• Dataset records

_ _ _ _ _ _ _

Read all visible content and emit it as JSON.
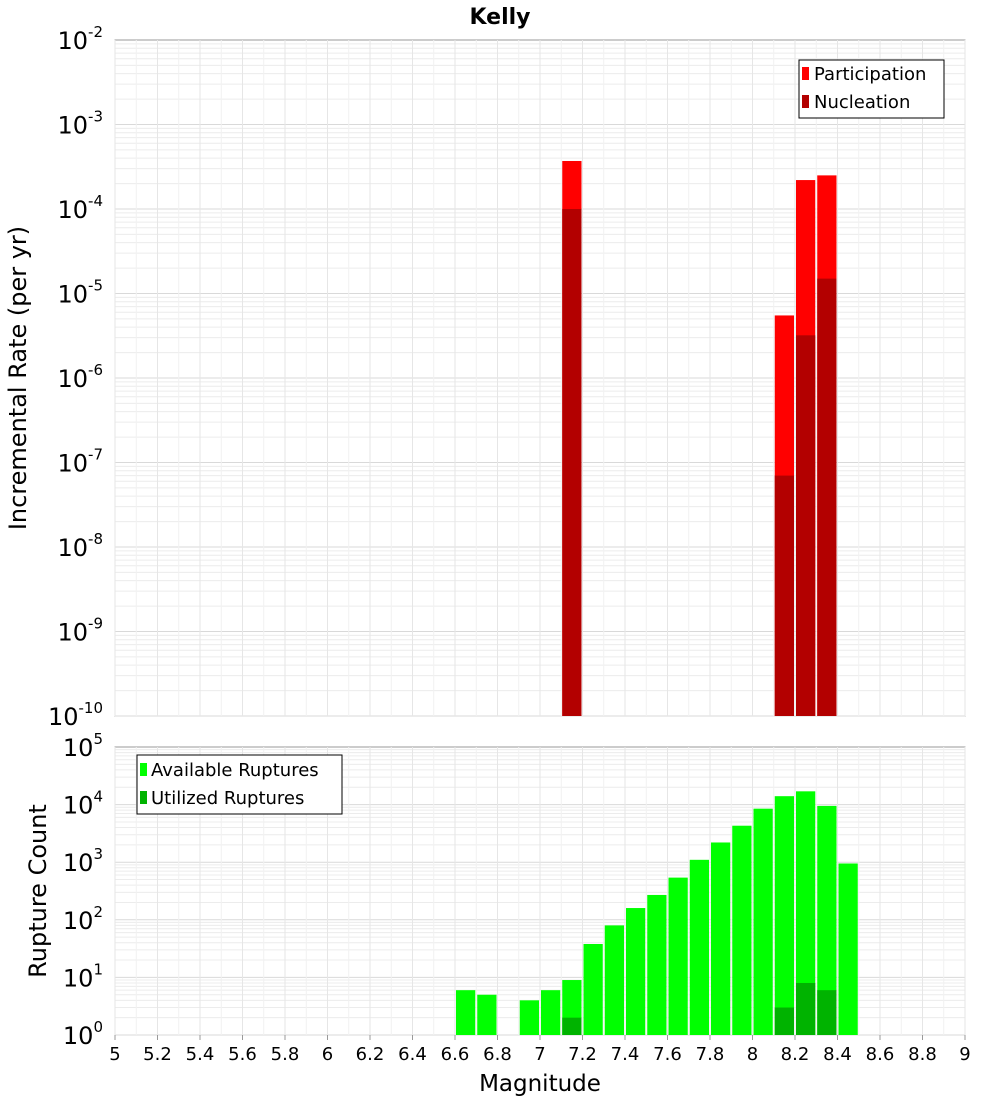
{
  "title": "Kelly",
  "xlabel": "Magnitude",
  "x_ticks": [
    "5",
    "5.2",
    "5.4",
    "5.6",
    "5.8",
    "6",
    "6.2",
    "6.4",
    "6.6",
    "6.8",
    "7",
    "7.2",
    "7.4",
    "7.6",
    "7.8",
    "8",
    "8.2",
    "8.4",
    "8.6",
    "8.8",
    "9"
  ],
  "chart_data": [
    {
      "type": "bar",
      "scale": "log",
      "ylabel": "Incremental Rate (per yr)",
      "xlim": [
        5,
        9
      ],
      "ylim_exponents": [
        -10,
        -2
      ],
      "y_ticks": [
        {
          "base": "10",
          "exp": "-2"
        },
        {
          "base": "10",
          "exp": "-3"
        },
        {
          "base": "10",
          "exp": "-4"
        },
        {
          "base": "10",
          "exp": "-5"
        },
        {
          "base": "10",
          "exp": "-6"
        },
        {
          "base": "10",
          "exp": "-7"
        },
        {
          "base": "10",
          "exp": "-8"
        },
        {
          "base": "10",
          "exp": "-9"
        },
        {
          "base": "10",
          "exp": "-10"
        }
      ],
      "legend": [
        "Participation",
        "Nucleation"
      ],
      "legend_position": "top-right",
      "colors": {
        "Participation": "#ff0000",
        "Nucleation": "#b30000"
      },
      "x": [
        7.15,
        8.15,
        8.25,
        8.35
      ],
      "series": [
        {
          "name": "Participation",
          "values": [
            0.00037,
            5.5e-06,
            0.00022,
            0.00025
          ]
        },
        {
          "name": "Nucleation",
          "values": [
            0.0001,
            7e-08,
            3.2e-06,
            1.5e-05
          ]
        }
      ]
    },
    {
      "type": "bar",
      "scale": "log",
      "ylabel": "Rupture Count",
      "xlim": [
        5,
        9
      ],
      "ylim_exponents": [
        0,
        5
      ],
      "y_ticks": [
        {
          "base": "10",
          "exp": "5"
        },
        {
          "base": "10",
          "exp": "4"
        },
        {
          "base": "10",
          "exp": "3"
        },
        {
          "base": "10",
          "exp": "2"
        },
        {
          "base": "10",
          "exp": "1"
        },
        {
          "base": "10",
          "exp": "0"
        }
      ],
      "legend": [
        "Available Ruptures",
        "Utilized Ruptures"
      ],
      "legend_position": "top-left",
      "colors": {
        "Available Ruptures": "#00ff00",
        "Utilized Ruptures": "#00b300"
      },
      "x": [
        6.65,
        6.75,
        6.85,
        6.95,
        7.05,
        7.15,
        7.25,
        7.35,
        7.45,
        7.55,
        7.65,
        7.75,
        7.85,
        7.95,
        8.05,
        8.15,
        8.25,
        8.35,
        8.45
      ],
      "series": [
        {
          "name": "Available Ruptures",
          "values": [
            6,
            5,
            0,
            4,
            6,
            9,
            38,
            80,
            160,
            270,
            540,
            1100,
            2200,
            4300,
            8500,
            14000,
            17000,
            9500,
            950
          ]
        },
        {
          "name": "Utilized Ruptures",
          "values": [
            0,
            0,
            0,
            0,
            0,
            2,
            0,
            0,
            0,
            0,
            0,
            0,
            0,
            0,
            0,
            3,
            8,
            6,
            0
          ]
        }
      ]
    }
  ]
}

_ _ _ _ _ _ _

• PROMPT
Your answer should be one number: how many lines of the listing include the word "Participation".

• REPLY
3